▸ Problem statement: Quote the records below verbatim, line by line, and leave out the pictures.

▸ Data lines:
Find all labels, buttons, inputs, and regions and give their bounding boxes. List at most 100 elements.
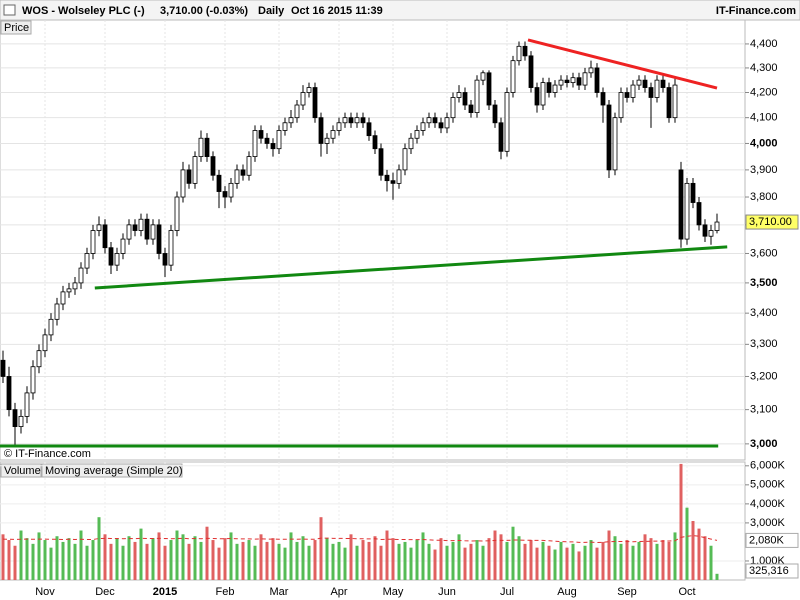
last-price-box xyxy=(745,214,799,230)
volume-bar xyxy=(169,540,173,580)
menu-icon[interactable] xyxy=(3,4,16,16)
volume-bar xyxy=(577,551,581,580)
candle-body xyxy=(666,87,672,119)
legend-volume: Volume xyxy=(4,465,41,477)
candle-body xyxy=(258,130,264,139)
candle-body xyxy=(492,104,498,124)
volume-bar xyxy=(709,545,713,580)
candle-body xyxy=(420,122,426,131)
volume-bar xyxy=(685,507,689,580)
candle-body xyxy=(348,117,354,124)
volume-bar xyxy=(307,545,311,580)
volume-bar xyxy=(121,545,125,580)
y-tick-label: 4,000 xyxy=(750,137,778,149)
volume-bar xyxy=(655,543,659,580)
candle-body xyxy=(702,224,708,237)
x-tick-label: Oct xyxy=(678,586,695,598)
candle-body xyxy=(288,117,294,124)
volume-bar xyxy=(277,543,281,580)
candle-body xyxy=(90,230,96,254)
volume-bar xyxy=(67,538,71,580)
candle-body xyxy=(390,180,396,184)
candle-body xyxy=(12,409,18,428)
ma-value-box xyxy=(745,532,799,548)
volume-bar xyxy=(361,540,365,580)
candle-body xyxy=(342,117,348,124)
volume-bar xyxy=(559,541,563,580)
volume-bar xyxy=(595,547,599,580)
candle-body xyxy=(378,148,384,176)
volume-bar xyxy=(481,545,485,580)
candle-body xyxy=(678,169,684,240)
candle-body xyxy=(456,92,462,98)
volume-bar xyxy=(643,534,647,580)
candle-body xyxy=(438,122,444,129)
volume-bar xyxy=(265,541,269,580)
candle-body xyxy=(306,87,312,93)
volume-bar xyxy=(181,534,185,580)
candle-body xyxy=(42,334,48,352)
candle-body xyxy=(114,253,120,266)
volume-bar xyxy=(163,545,167,580)
volume-bar xyxy=(325,538,329,580)
trend-line xyxy=(94,245,728,290)
candle-body xyxy=(582,72,588,86)
y-tick-label: 3,200 xyxy=(750,370,778,382)
volume-bar xyxy=(319,517,323,580)
candle-body xyxy=(642,79,648,88)
candle-body xyxy=(282,122,288,131)
candle-body xyxy=(312,87,318,119)
x-tick-label: Jul xyxy=(500,586,514,598)
y-tick-label: 4,200 xyxy=(750,86,778,98)
volume-bar xyxy=(445,545,449,580)
volume-bar xyxy=(19,530,23,580)
candle-body xyxy=(276,130,282,150)
brand: IT-Finance.com xyxy=(716,5,796,17)
volume-value-box xyxy=(745,563,799,579)
candle-body xyxy=(504,92,510,152)
candle-body xyxy=(570,77,576,84)
volume-bar xyxy=(193,536,197,580)
symbol: WOS - Wolseley PLC (-) xyxy=(22,5,145,17)
candle-body xyxy=(222,191,228,198)
volume-bar xyxy=(187,543,191,580)
volume-bar xyxy=(385,530,389,580)
volume-bar xyxy=(499,534,503,580)
candle-body xyxy=(372,135,378,150)
panel-tab xyxy=(0,20,32,35)
legend-box xyxy=(0,463,42,478)
candle-body xyxy=(636,79,642,86)
volume-bar xyxy=(391,538,395,580)
candle-body xyxy=(60,291,66,305)
volume-bar xyxy=(637,541,641,580)
y-tick-label: 4,400 xyxy=(750,38,778,50)
candle-body xyxy=(126,224,132,240)
volume-bar xyxy=(109,543,113,580)
candle-body xyxy=(648,87,654,98)
candle-body xyxy=(396,169,402,184)
y-tick-label: 3,100 xyxy=(750,404,778,416)
candle-body xyxy=(180,169,186,198)
candle-body xyxy=(366,122,372,137)
volume-bar xyxy=(523,543,527,580)
volume-bar xyxy=(295,541,299,580)
candle-body xyxy=(714,221,720,231)
candle-body xyxy=(102,224,108,249)
volume-bar xyxy=(535,547,539,580)
candle-body xyxy=(534,87,540,106)
candle-body xyxy=(624,92,630,98)
volume-bar xyxy=(517,536,521,580)
candle-body xyxy=(330,130,336,139)
volume-bar xyxy=(697,528,701,580)
candle-body xyxy=(444,117,450,129)
y-tick-label: 3,500 xyxy=(750,277,778,289)
candle-body xyxy=(474,79,480,113)
volume-bar xyxy=(55,536,59,580)
volume-bar xyxy=(91,540,95,580)
volume-bar xyxy=(421,532,425,580)
y-tick-label: 3,400 xyxy=(750,307,778,319)
candle-body xyxy=(468,104,474,113)
candle-body xyxy=(384,174,390,182)
candle-body xyxy=(240,169,246,176)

▸ Full answer:
Find all labels, buttons, inputs, and regions and give their bounding boxes. List at most 100 elements.
last-price-box xyxy=(745,214,799,230)
volume-bar xyxy=(169,540,173,580)
menu-icon[interactable] xyxy=(3,4,16,16)
volume-bar xyxy=(577,551,581,580)
candle-body xyxy=(666,87,672,119)
legend-volume: Volume xyxy=(4,465,41,477)
candle-body xyxy=(258,130,264,139)
candle-body xyxy=(492,104,498,124)
volume-bar xyxy=(709,545,713,580)
candle-body xyxy=(420,122,426,131)
volume-bar xyxy=(685,507,689,580)
candle-body xyxy=(348,117,354,124)
volume-bar xyxy=(307,545,311,580)
volume-bar xyxy=(121,545,125,580)
y-tick-label: 4,000 xyxy=(750,137,778,149)
volume-bar xyxy=(655,543,659,580)
candle-body xyxy=(702,224,708,237)
x-tick-label: Oct xyxy=(678,586,695,598)
candle-body xyxy=(288,117,294,124)
volume-bar xyxy=(277,543,281,580)
candle-body xyxy=(90,230,96,254)
volume-bar xyxy=(67,538,71,580)
candle-body xyxy=(390,180,396,184)
candle-body xyxy=(12,409,18,428)
ma-value-box xyxy=(745,532,799,548)
volume-bar xyxy=(361,540,365,580)
candle-body xyxy=(342,117,348,124)
volume-bar xyxy=(559,541,563,580)
volume-bar xyxy=(595,547,599,580)
candle-body xyxy=(378,148,384,176)
volume-bar xyxy=(481,545,485,580)
candle-body xyxy=(678,169,684,240)
candle-body xyxy=(456,92,462,98)
volume-bar xyxy=(643,534,647,580)
candle-body xyxy=(438,122,444,129)
volume-bar xyxy=(265,541,269,580)
candle-body xyxy=(306,87,312,93)
volume-bar xyxy=(181,534,185,580)
candle-body xyxy=(42,334,48,352)
candle-body xyxy=(114,253,120,266)
volume-bar xyxy=(163,545,167,580)
volume-bar xyxy=(325,538,329,580)
trend-line xyxy=(94,245,728,290)
candle-body xyxy=(582,72,588,86)
y-tick-label: 3,200 xyxy=(750,370,778,382)
volume-bar xyxy=(319,517,323,580)
candle-body xyxy=(642,79,648,88)
candle-body xyxy=(282,122,288,131)
candle-body xyxy=(312,87,318,119)
x-tick-label: Jul xyxy=(500,586,514,598)
y-tick-label: 4,200 xyxy=(750,86,778,98)
volume-bar xyxy=(445,545,449,580)
volume-bar xyxy=(19,530,23,580)
candle-body xyxy=(276,130,282,150)
brand: IT-Finance.com xyxy=(716,5,796,17)
volume-value-box xyxy=(745,563,799,579)
candle-body xyxy=(504,92,510,152)
candle-body xyxy=(570,77,576,84)
volume-bar xyxy=(193,536,197,580)
symbol: WOS - Wolseley PLC (-) xyxy=(22,5,145,17)
candle-body xyxy=(222,191,228,198)
volume-bar xyxy=(187,543,191,580)
volume-bar xyxy=(385,530,389,580)
volume-bar xyxy=(499,534,503,580)
candle-body xyxy=(372,135,378,150)
panel-tab xyxy=(0,20,32,35)
legend-box xyxy=(0,463,42,478)
candle-body xyxy=(636,79,642,86)
volume-bar xyxy=(391,538,395,580)
candle-body xyxy=(60,291,66,305)
volume-bar xyxy=(637,541,641,580)
y-tick-label: 4,400 xyxy=(750,38,778,50)
candle-body xyxy=(126,224,132,240)
volume-bar xyxy=(109,543,113,580)
candle-body xyxy=(648,87,654,98)
candle-body xyxy=(396,169,402,184)
y-tick-label: 3,100 xyxy=(750,404,778,416)
candle-body xyxy=(180,169,186,198)
candle-body xyxy=(366,122,372,137)
volume-bar xyxy=(523,543,527,580)
volume-bar xyxy=(295,541,299,580)
candle-body xyxy=(714,221,720,231)
candle-body xyxy=(102,224,108,249)
volume-bar xyxy=(535,547,539,580)
candle-body xyxy=(534,87,540,106)
candle-body xyxy=(624,92,630,98)
volume-bar xyxy=(517,536,521,580)
candle-body xyxy=(330,130,336,139)
volume-bar xyxy=(697,528,701,580)
candle-body xyxy=(444,117,450,129)
y-tick-label: 3,500 xyxy=(750,277,778,289)
candle-body xyxy=(474,79,480,113)
volume-bar xyxy=(55,536,59,580)
volume-bar xyxy=(91,540,95,580)
volume-bar xyxy=(421,532,425,580)
y-tick-label: 3,400 xyxy=(750,307,778,319)
candle-body xyxy=(468,104,474,113)
candle-body xyxy=(384,174,390,182)
candle-body xyxy=(240,169,246,176)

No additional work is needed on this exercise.